## TEXT EXTRACT

────────

The Left Says It Doesn’t Happen, But Noncitizens Voted In Iowa’s Election; After Flagging 2,000+ Ballots, Iowa Secretary of State Says 35 Noncitizens Voted in 2024
The Left Says It Doesn’t Happen, But Noncitizens Voted In Iowa’s Election:
The media continually say that noncitizens won’t vote in U.S. elections because the penalty is so severe — fines, prison, and potential deportation are enough of a deterrent. But hundreds of noncitizens have not been deterred from registering in Iowa, where Secretary of State Paul Pate this week said audits of Iowa’s voter registration rolls found 277 noncitizens registered to vote or actually voted.
Using data from the federal Systematic Alien Verification for Entitlements (SAVE) program, the audit found 35 noncitizens cast ballots that were counted in the 2024 general election and five noncitizens tried to vote but their ballots were rejected, a statement from Pate’s office said. It also offered the following fine detail of what the audit found:
18 noncitizens cast normal ballots at the polls on Election Day; these votes were counted.
15 noncitizens returned absentee ballots; these votes were counted.
2 noncitizens cast provisional ballots at the polls on Election Day; these votes were counted.
2 noncitizens returned absentee ballots that were rejected by the Absentee and Special Voters Precinct (ASVP) boards.
3 noncitizens voted provisional ballots on Election Day that were rejected by the ASVP boards.
22 noncitizens registered to vote in 2024 but did not vote.
Other noncitizens who are registered to vote registered in previous years.
The investigation, which ran into a federal roadblock, got started before the 2024 general election when the Iowa Department of State compared self-reported noncitizens who applied for driver’s licenses with Iowa’s voter registration rolls and made a list of potential noncitizens registered to vote, a spokeswoman for the Iowa Department of State told The Federalist.
The Department of State gave its potentials list to the United States Citizenship and Immigration Services (USCIS) field office in Des Moines, and they were able to trim the list of potential noncitizens down to 2,176. Later, they verbally told the Department of State that around 12 percent of the list was noncitizens, the spokeswoman said. —>READ MORE HERE
After flagging 2,000+ ballots, Iowa secretary of state says 35 noncitizens voted in 2024:
Thirty-five noncitizens voted in Iowa in the 2024 election and another five noncitizens tried to vote but had their ballots rejected, Iowa Secretary of State Paul Pate announced Thursday.

────────

## ENTRIES
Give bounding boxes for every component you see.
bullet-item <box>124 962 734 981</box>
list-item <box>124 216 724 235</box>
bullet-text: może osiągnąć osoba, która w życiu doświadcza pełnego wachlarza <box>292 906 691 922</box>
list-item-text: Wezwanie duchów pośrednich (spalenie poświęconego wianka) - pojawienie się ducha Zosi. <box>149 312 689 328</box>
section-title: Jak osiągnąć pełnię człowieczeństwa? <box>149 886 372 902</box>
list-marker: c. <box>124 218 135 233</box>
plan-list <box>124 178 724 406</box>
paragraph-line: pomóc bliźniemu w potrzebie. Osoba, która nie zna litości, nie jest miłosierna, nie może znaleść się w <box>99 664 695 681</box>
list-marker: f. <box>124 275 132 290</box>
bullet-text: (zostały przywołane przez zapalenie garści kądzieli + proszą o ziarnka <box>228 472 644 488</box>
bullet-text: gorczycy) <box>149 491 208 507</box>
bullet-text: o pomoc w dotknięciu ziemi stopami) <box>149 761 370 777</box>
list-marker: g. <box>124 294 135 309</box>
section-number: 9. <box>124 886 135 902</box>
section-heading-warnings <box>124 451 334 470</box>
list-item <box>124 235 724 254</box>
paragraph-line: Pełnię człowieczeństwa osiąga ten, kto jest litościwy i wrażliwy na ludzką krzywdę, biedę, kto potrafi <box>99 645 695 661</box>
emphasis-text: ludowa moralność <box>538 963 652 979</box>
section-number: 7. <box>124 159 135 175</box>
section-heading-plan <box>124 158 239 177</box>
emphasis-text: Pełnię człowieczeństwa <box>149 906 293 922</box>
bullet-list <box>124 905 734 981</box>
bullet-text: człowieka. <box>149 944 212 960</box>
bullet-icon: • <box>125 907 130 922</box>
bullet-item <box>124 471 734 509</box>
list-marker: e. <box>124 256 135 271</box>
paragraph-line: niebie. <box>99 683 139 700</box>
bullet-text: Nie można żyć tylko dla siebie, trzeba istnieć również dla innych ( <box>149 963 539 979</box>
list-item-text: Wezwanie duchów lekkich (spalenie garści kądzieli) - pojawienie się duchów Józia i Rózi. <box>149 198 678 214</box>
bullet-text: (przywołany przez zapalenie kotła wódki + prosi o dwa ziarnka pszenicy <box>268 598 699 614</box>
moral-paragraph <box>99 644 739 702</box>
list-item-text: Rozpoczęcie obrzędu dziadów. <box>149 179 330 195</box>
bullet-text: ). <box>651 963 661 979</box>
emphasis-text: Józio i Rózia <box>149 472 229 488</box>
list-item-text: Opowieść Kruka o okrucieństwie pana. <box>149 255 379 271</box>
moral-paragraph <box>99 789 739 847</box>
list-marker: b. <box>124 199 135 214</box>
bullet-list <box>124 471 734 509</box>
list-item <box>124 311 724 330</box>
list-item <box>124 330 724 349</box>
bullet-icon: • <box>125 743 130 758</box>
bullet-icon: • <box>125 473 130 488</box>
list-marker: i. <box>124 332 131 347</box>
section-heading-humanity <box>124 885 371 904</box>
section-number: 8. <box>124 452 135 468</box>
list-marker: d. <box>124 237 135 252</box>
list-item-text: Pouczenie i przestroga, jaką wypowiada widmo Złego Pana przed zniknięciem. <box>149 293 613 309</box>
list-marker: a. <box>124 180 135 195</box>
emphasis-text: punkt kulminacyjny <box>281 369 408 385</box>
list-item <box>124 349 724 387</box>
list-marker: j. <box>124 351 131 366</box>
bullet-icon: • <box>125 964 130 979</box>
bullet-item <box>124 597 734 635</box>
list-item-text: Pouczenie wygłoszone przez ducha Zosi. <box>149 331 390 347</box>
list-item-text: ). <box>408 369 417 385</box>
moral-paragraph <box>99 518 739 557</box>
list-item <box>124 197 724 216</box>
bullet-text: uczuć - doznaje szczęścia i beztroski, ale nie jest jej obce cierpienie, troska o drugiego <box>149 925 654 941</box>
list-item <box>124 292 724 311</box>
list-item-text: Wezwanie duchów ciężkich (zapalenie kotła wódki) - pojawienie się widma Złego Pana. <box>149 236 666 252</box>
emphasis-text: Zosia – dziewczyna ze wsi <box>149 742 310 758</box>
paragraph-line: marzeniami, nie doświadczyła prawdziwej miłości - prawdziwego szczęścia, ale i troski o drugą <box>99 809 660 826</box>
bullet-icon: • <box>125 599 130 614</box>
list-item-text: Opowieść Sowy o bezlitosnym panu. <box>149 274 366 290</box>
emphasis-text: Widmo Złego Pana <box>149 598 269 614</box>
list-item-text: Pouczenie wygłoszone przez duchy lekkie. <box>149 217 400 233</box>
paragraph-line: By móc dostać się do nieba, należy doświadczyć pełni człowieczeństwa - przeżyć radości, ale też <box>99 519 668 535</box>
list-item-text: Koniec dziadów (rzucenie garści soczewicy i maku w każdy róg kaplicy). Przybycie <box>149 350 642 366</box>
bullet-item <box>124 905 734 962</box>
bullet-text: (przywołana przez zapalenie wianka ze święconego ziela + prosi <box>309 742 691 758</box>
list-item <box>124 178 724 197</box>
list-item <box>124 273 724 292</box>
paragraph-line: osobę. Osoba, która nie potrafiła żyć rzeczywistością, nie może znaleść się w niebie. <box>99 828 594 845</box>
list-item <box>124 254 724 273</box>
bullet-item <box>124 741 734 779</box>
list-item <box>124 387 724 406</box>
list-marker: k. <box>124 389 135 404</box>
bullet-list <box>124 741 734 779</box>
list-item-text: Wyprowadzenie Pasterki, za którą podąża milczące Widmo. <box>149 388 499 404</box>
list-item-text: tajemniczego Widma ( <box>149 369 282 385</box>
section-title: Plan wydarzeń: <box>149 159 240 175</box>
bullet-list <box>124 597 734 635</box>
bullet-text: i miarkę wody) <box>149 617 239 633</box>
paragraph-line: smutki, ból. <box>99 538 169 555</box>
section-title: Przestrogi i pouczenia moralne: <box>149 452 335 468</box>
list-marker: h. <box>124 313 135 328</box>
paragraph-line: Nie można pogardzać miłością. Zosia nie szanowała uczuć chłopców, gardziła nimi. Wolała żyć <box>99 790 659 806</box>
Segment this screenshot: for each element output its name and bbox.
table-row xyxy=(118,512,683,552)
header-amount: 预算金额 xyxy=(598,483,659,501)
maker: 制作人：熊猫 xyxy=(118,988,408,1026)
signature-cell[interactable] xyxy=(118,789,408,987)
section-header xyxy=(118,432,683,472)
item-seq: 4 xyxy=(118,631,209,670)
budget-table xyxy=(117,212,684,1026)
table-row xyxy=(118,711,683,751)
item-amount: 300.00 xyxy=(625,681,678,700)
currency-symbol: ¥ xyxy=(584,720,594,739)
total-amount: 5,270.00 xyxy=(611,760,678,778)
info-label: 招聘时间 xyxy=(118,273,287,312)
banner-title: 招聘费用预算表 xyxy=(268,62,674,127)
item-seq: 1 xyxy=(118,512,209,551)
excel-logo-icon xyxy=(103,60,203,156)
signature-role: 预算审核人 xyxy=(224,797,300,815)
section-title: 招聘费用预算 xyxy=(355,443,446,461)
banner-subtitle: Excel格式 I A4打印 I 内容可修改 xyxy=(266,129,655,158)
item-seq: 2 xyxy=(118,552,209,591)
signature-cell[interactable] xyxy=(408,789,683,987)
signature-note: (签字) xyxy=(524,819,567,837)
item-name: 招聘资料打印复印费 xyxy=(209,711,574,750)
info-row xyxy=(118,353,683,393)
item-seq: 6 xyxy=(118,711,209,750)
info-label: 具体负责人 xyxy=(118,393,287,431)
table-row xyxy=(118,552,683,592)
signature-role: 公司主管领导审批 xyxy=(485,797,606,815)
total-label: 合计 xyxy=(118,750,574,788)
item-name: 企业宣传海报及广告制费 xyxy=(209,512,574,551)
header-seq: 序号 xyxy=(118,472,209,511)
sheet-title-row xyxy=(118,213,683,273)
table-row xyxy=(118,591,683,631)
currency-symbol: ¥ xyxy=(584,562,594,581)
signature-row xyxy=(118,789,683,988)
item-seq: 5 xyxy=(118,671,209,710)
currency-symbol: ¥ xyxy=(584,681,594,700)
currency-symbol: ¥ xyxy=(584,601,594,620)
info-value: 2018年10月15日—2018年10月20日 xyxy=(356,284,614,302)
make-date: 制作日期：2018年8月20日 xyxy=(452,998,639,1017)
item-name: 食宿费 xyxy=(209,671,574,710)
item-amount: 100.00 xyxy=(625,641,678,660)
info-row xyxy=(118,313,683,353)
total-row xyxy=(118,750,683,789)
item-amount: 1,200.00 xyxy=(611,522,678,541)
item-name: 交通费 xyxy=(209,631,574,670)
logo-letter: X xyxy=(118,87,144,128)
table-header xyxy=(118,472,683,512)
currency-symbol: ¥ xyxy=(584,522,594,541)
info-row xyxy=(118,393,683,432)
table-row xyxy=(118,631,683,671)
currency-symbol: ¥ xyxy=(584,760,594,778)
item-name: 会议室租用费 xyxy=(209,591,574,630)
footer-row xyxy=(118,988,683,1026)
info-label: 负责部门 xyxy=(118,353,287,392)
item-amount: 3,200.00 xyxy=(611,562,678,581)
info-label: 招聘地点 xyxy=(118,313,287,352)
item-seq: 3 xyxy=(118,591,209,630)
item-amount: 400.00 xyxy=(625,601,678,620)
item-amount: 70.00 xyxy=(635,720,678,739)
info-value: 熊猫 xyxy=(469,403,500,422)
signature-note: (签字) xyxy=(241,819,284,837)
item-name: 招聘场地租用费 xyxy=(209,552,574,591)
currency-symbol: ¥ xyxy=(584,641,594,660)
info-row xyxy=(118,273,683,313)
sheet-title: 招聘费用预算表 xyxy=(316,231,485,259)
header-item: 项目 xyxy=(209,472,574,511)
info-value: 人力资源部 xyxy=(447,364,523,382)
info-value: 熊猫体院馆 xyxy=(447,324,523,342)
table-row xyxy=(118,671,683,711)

────────

## EXERCISE INSTRUCTIONS
1) In the text on noncitizen voting in Iowa, which groups of noncitizens does the audit breakdown list with a number for each, and what is each number?
2) From the text on noncitizen voting in Iowa, pull out the stretch from "3 noncitizens voted" through "did not vote.".

## THE ANSWERS
1)
- 18 cast normal ballots at the polls on Election Day, and these votes were counted.
- 15 returned absentee ballots, and these votes were counted.
- 2 cast provisional ballots at the polls on Election Day, and these votes were counted.
- 2 returned absentee ballots that the Absentee and Special Voters Precinct (ASVP) boards rejected.
- 3 voted provisional ballots on Election Day that the ASVP boards rejected.
- 22 registered to vote in 2024 but did not vote.

2)
3 noncitizens voted provisional ballots on Election Day that were rejected by the ASVP boards.
22 noncitizens registered to vote in 2024 but did not vote.